#### [TO BE DONE]
Go through the listing and set it down exactly, leaving out its pictures.

[Extracted data entries]
[Begin]
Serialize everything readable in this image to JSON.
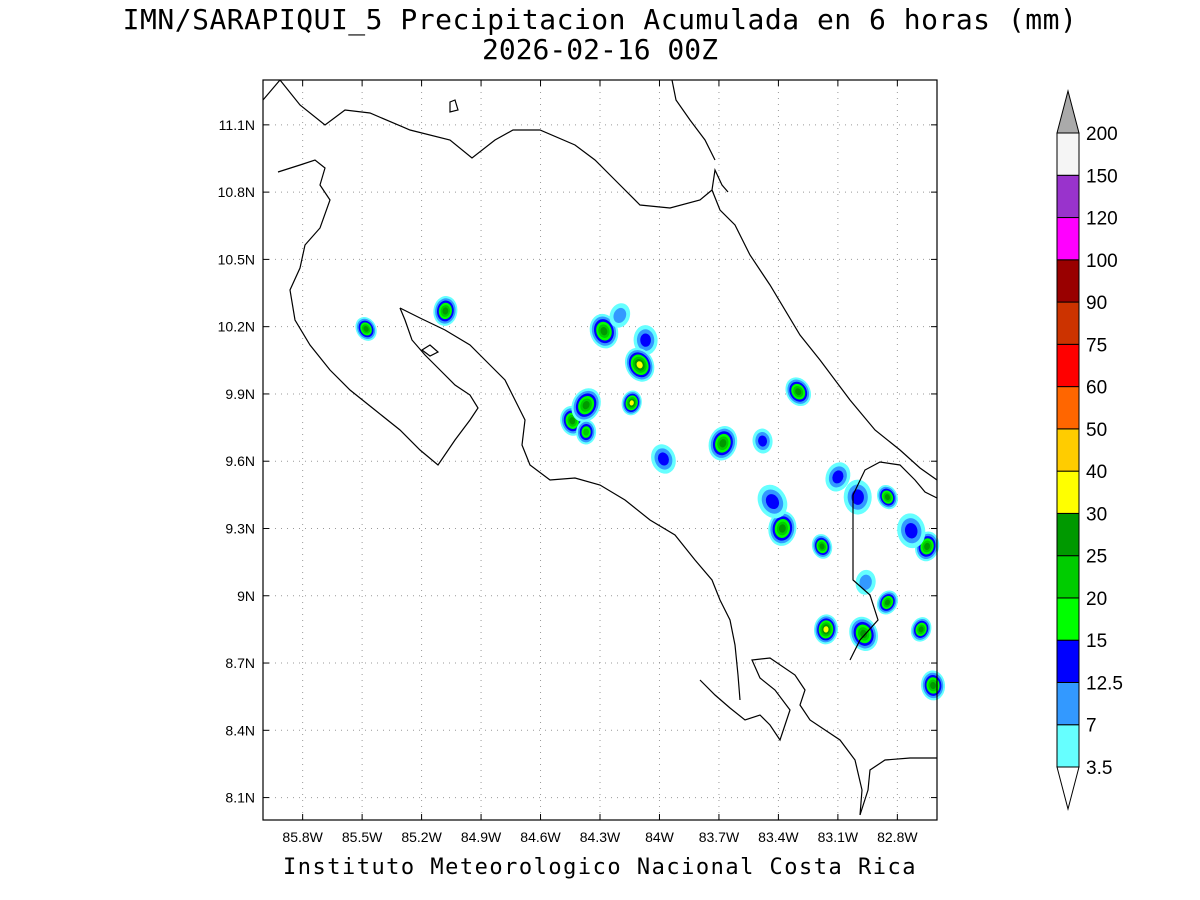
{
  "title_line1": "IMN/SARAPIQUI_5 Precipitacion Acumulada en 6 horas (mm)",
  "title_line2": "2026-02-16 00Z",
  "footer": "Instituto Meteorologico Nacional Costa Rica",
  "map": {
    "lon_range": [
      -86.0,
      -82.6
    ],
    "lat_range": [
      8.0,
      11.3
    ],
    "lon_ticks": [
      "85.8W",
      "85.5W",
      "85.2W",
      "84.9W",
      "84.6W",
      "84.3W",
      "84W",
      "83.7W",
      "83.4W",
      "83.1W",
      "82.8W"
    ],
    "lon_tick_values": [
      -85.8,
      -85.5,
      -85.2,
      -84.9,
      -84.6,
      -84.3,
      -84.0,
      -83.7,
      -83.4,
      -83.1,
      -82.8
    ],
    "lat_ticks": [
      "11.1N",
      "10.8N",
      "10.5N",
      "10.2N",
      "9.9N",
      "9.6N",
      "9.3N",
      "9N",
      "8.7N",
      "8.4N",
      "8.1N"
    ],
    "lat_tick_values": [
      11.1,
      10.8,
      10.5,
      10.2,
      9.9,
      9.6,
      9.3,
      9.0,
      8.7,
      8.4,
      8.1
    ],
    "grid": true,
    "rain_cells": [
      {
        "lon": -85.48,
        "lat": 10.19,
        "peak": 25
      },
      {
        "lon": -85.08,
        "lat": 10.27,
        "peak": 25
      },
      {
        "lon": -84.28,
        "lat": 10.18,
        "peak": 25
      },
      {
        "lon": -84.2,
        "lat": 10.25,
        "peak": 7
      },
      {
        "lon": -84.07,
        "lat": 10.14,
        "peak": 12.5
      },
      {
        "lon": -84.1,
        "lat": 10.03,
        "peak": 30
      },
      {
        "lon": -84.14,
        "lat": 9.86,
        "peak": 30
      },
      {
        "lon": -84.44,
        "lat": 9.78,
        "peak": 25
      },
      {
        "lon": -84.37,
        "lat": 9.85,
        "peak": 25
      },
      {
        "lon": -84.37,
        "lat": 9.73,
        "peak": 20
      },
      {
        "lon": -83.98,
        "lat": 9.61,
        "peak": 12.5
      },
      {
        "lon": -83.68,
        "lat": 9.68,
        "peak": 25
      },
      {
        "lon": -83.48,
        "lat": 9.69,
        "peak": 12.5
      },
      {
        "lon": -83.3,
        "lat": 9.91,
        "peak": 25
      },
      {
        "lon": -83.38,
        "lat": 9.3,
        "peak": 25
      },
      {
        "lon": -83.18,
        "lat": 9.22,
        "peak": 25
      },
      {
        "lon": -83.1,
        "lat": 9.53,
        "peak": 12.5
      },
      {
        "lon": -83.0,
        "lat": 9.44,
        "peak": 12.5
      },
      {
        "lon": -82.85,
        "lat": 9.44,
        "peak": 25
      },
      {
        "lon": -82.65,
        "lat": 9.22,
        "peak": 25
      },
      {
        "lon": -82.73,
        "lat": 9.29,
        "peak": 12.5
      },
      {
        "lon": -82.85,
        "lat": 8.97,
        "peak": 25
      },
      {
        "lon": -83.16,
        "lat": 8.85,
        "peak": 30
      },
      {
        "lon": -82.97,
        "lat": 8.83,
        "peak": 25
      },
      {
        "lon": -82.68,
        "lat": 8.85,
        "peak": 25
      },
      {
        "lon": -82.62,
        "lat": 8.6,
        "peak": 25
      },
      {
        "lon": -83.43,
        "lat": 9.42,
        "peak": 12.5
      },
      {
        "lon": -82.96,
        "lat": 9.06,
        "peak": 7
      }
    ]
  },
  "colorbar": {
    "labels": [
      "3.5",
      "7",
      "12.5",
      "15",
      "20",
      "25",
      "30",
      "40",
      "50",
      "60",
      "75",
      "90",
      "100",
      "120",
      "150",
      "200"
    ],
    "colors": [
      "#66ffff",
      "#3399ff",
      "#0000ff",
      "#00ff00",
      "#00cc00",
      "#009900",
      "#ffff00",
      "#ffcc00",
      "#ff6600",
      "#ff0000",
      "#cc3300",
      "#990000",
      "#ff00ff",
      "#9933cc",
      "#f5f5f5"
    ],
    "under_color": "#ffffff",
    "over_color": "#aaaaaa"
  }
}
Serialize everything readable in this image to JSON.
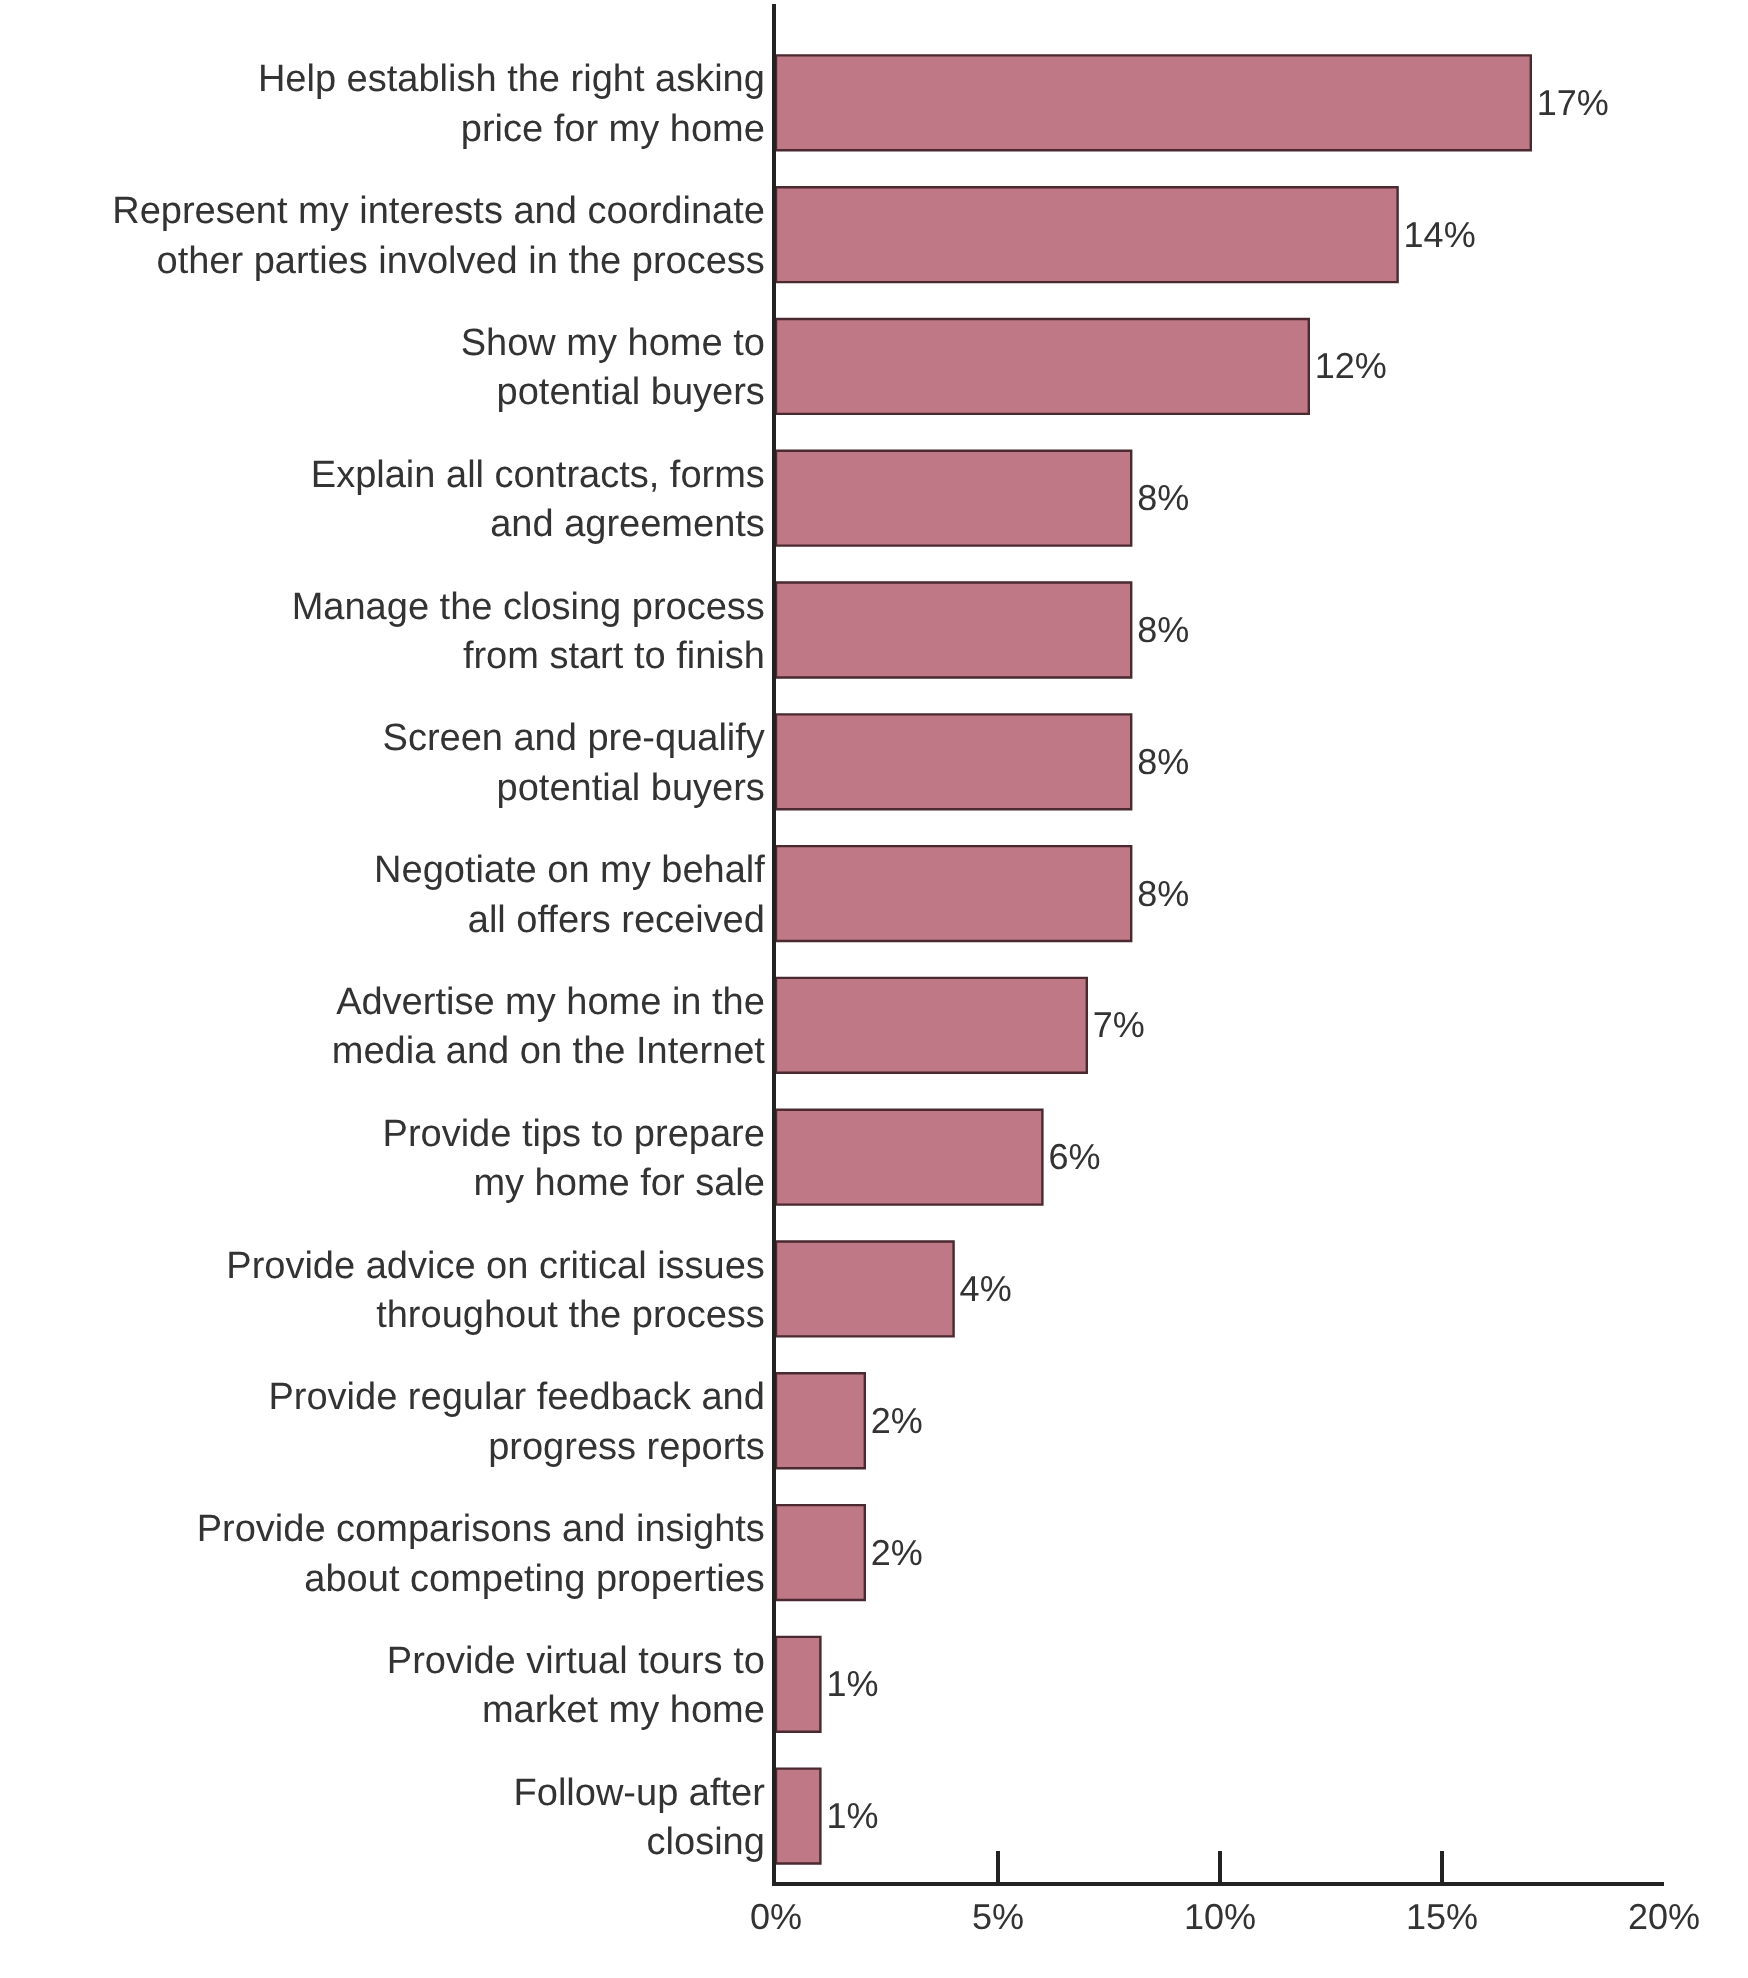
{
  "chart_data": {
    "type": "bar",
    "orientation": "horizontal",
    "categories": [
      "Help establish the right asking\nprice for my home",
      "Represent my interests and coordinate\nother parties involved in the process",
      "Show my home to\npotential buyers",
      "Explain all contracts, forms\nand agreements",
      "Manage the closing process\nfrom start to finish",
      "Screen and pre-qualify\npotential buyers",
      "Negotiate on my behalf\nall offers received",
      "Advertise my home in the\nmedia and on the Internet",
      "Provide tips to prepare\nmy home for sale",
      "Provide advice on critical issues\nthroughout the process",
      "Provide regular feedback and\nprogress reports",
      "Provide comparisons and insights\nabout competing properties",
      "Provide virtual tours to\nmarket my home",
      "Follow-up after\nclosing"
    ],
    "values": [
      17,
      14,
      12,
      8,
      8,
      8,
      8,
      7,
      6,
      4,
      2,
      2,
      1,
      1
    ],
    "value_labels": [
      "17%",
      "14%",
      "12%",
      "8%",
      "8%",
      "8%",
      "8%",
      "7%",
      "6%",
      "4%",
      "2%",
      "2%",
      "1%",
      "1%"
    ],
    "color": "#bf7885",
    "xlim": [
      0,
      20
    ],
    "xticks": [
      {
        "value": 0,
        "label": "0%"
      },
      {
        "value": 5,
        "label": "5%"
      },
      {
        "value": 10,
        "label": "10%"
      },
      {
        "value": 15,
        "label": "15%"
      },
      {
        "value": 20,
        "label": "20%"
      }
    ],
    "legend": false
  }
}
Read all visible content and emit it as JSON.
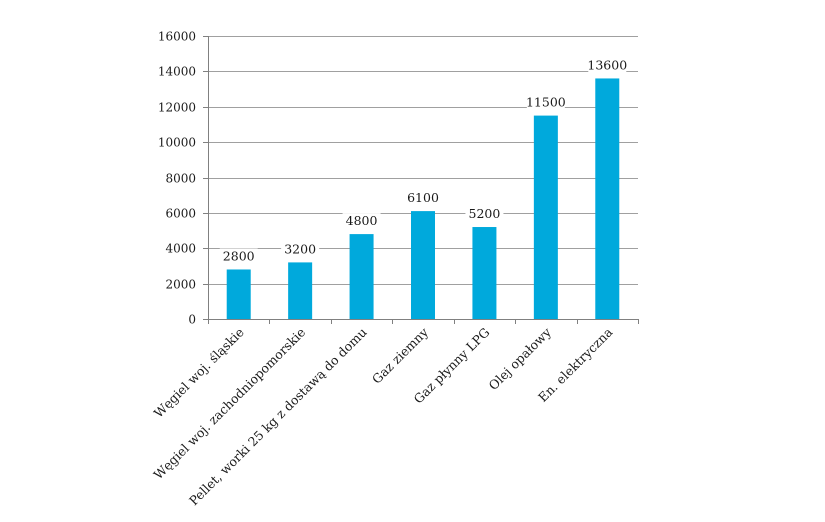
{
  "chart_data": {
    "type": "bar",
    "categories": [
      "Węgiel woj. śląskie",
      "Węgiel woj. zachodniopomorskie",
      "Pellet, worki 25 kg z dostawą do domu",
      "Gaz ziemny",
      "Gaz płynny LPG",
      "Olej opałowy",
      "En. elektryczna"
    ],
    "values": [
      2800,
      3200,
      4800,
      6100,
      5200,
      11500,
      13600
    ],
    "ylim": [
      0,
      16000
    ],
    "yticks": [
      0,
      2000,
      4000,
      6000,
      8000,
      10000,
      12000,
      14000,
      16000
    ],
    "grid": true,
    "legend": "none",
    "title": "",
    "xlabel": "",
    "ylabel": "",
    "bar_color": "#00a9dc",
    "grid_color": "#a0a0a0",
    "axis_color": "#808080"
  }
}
[End]
#### [TASK ANSWER]
Serialize everything readable in this image to JSON.
{
  "title_line1": "IMN/SARAPIQUI_5 Precipitacion Acumulada en 6 horas (mm)",
  "title_line2": "2026-02-16 00Z",
  "footer": "Instituto Meteorologico Nacional Costa Rica",
  "map": {
    "lon_range": [
      -86.0,
      -82.6
    ],
    "lat_range": [
      8.0,
      11.3
    ],
    "lon_ticks": [
      "85.8W",
      "85.5W",
      "85.2W",
      "84.9W",
      "84.6W",
      "84.3W",
      "84W",
      "83.7W",
      "83.4W",
      "83.1W",
      "82.8W"
    ],
    "lon_tick_values": [
      -85.8,
      -85.5,
      -85.2,
      -84.9,
      -84.6,
      -84.3,
      -84.0,
      -83.7,
      -83.4,
      -83.1,
      -82.8
    ],
    "lat_ticks": [
      "11.1N",
      "10.8N",
      "10.5N",
      "10.2N",
      "9.9N",
      "9.6N",
      "9.3N",
      "9N",
      "8.7N",
      "8.4N",
      "8.1N"
    ],
    "lat_tick_values": [
      11.1,
      10.8,
      10.5,
      10.2,
      9.9,
      9.6,
      9.3,
      9.0,
      8.7,
      8.4,
      8.1
    ],
    "grid": true,
    "rain_cells": [
      {
        "lon": -85.48,
        "lat": 10.19,
        "peak": 25
      },
      {
        "lon": -85.08,
        "lat": 10.27,
        "peak": 25
      },
      {
        "lon": -84.28,
        "lat": 10.18,
        "peak": 25
      },
      {
        "lon": -84.2,
        "lat": 10.25,
        "peak": 7
      },
      {
        "lon": -84.07,
        "lat": 10.14,
        "peak": 12.5
      },
      {
        "lon": -84.1,
        "lat": 10.03,
        "peak": 30
      },
      {
        "lon": -84.14,
        "lat": 9.86,
        "peak": 30
      },
      {
        "lon": -84.44,
        "lat": 9.78,
        "peak": 25
      },
      {
        "lon": -84.37,
        "lat": 9.85,
        "peak": 25
      },
      {
        "lon": -84.37,
        "lat": 9.73,
        "peak": 20
      },
      {
        "lon": -83.98,
        "lat": 9.61,
        "peak": 12.5
      },
      {
        "lon": -83.68,
        "lat": 9.68,
        "peak": 25
      },
      {
        "lon": -83.48,
        "lat": 9.69,
        "peak": 12.5
      },
      {
        "lon": -83.3,
        "lat": 9.91,
        "peak": 25
      },
      {
        "lon": -83.38,
        "lat": 9.3,
        "peak": 25
      },
      {
        "lon": -83.18,
        "lat": 9.22,
        "peak": 25
      },
      {
        "lon": -83.1,
        "lat": 9.53,
        "peak": 12.5
      },
      {
        "lon": -83.0,
        "lat": 9.44,
        "peak": 12.5
      },
      {
        "lon": -82.85,
        "lat": 9.44,
        "peak": 25
      },
      {
        "lon": -82.65,
        "lat": 9.22,
        "peak": 25
      },
      {
        "lon": -82.73,
        "lat": 9.29,
        "peak": 12.5
      },
      {
        "lon": -82.85,
        "lat": 8.97,
        "peak": 25
      },
      {
        "lon": -83.16,
        "lat": 8.85,
        "peak": 30
      },
      {
        "lon": -82.97,
        "lat": 8.83,
        "peak": 25
      },
      {
        "lon": -82.68,
        "lat": 8.85,
        "peak": 25
      },
      {
        "lon": -82.62,
        "lat": 8.6,
        "peak": 25
      },
      {
        "lon": -83.43,
        "lat": 9.42,
        "peak": 12.5
      },
      {
        "lon": -82.96,
        "lat": 9.06,
        "peak": 7
      }
    ]
  },
  "colorbar": {
    "labels": [
      "3.5",
      "7",
      "12.5",
      "15",
      "20",
      "25",
      "30",
      "40",
      "50",
      "60",
      "75",
      "90",
      "100",
      "120",
      "150",
      "200"
    ],
    "colors": [
      "#66ffff",
      "#3399ff",
      "#0000ff",
      "#00ff00",
      "#00cc00",
      "#009900",
      "#ffff00",
      "#ffcc00",
      "#ff6600",
      "#ff0000",
      "#cc3300",
      "#990000",
      "#ff00ff",
      "#9933cc",
      "#f5f5f5"
    ],
    "under_color": "#ffffff",
    "over_color": "#aaaaaa"
  }
}
Serialize everything readable in this image to JSON.
{
  "chart_data": {
    "type": "bar",
    "orientation": "horizontal",
    "categories": [
      "Help establish the right asking\nprice for my home",
      "Represent my interests and coordinate\nother parties involved in the process",
      "Show my home to\npotential buyers",
      "Explain all contracts, forms\nand agreements",
      "Manage the closing process\nfrom start to finish",
      "Screen and pre-qualify\npotential buyers",
      "Negotiate on my behalf\nall offers received",
      "Advertise my home in the\nmedia and on the Internet",
      "Provide tips to prepare\nmy home for sale",
      "Provide advice on critical issues\nthroughout the process",
      "Provide regular feedback and\nprogress reports",
      "Provide comparisons and insights\nabout competing properties",
      "Provide virtual tours to\nmarket my home",
      "Follow-up after\nclosing"
    ],
    "values": [
      17,
      14,
      12,
      8,
      8,
      8,
      8,
      7,
      6,
      4,
      2,
      2,
      1,
      1
    ],
    "value_labels": [
      "17%",
      "14%",
      "12%",
      "8%",
      "8%",
      "8%",
      "8%",
      "7%",
      "6%",
      "4%",
      "2%",
      "2%",
      "1%",
      "1%"
    ],
    "color": "#bf7885",
    "xlim": [
      0,
      20
    ],
    "xticks": [
      {
        "value": 0,
        "label": "0%"
      },
      {
        "value": 5,
        "label": "5%"
      },
      {
        "value": 10,
        "label": "10%"
      },
      {
        "value": 15,
        "label": "15%"
      },
      {
        "value": 20,
        "label": "20%"
      }
    ],
    "legend": false
  }
}
Read all visible content and emit it as JSON.
{
  "chart_data": {
    "type": "bar",
    "categories": [
      "Węgiel woj. śląskie",
      "Węgiel woj. zachodniopomorskie",
      "Pellet, worki 25 kg z dostawą do domu",
      "Gaz ziemny",
      "Gaz płynny LPG",
      "Olej opałowy",
      "En. elektryczna"
    ],
    "values": [
      2800,
      3200,
      4800,
      6100,
      5200,
      11500,
      13600
    ],
    "ylim": [
      0,
      16000
    ],
    "yticks": [
      0,
      2000,
      4000,
      6000,
      8000,
      10000,
      12000,
      14000,
      16000
    ],
    "grid": true,
    "legend": "none",
    "title": "",
    "xlabel": "",
    "ylabel": "",
    "bar_color": "#00a9dc",
    "grid_color": "#a0a0a0",
    "axis_color": "#808080"
  }
}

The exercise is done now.